---------- Given information
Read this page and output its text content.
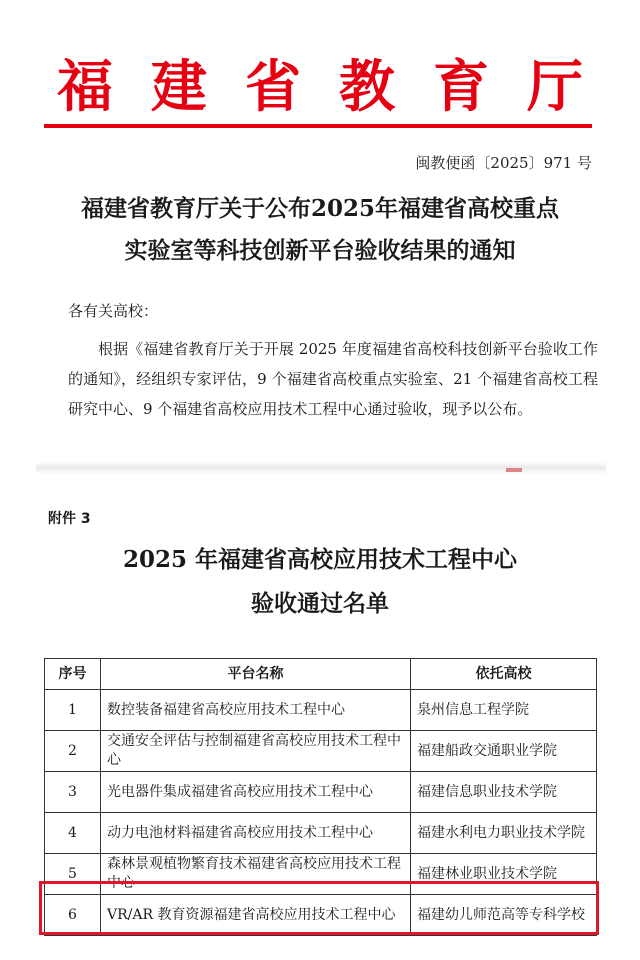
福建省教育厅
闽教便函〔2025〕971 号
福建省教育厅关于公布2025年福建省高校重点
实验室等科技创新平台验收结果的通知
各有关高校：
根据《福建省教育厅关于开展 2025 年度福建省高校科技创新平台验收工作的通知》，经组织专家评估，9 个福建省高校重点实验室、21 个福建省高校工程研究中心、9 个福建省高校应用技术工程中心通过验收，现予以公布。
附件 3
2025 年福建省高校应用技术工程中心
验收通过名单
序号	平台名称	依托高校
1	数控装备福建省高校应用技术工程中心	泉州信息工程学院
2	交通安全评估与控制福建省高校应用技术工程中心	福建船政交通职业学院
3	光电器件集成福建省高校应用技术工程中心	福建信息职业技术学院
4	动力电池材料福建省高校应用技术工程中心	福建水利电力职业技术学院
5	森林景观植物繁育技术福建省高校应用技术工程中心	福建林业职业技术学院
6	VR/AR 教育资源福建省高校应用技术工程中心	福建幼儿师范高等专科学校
--------------------
---------- Given information
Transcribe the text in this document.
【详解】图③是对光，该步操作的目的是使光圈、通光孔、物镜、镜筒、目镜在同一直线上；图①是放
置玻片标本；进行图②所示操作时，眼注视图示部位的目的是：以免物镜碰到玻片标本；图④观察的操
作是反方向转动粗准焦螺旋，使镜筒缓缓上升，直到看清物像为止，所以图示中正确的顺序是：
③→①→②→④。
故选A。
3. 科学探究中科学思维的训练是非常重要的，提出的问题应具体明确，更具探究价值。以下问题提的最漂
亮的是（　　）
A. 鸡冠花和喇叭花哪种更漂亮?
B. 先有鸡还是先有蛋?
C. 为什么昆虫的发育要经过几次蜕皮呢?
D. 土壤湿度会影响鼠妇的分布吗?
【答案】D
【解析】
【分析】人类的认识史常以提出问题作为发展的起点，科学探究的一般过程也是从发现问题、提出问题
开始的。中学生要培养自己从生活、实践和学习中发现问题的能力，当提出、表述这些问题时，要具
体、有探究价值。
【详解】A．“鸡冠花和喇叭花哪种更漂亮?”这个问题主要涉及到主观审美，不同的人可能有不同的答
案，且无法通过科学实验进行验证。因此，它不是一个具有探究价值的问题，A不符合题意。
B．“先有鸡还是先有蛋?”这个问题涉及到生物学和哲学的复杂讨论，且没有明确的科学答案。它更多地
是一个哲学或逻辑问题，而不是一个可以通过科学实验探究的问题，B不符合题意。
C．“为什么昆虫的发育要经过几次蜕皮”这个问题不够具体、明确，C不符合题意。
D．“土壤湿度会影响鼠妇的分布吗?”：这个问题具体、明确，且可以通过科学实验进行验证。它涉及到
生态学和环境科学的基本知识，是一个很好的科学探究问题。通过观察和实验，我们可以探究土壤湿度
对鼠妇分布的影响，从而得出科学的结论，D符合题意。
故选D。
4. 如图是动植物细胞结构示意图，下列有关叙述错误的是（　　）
--------------------
■ Exercise description
Go through the entries above and count the lines containing the word "土壤湿度会影响鼠妇的分布吗"; give only that count.

■ Finished answer
2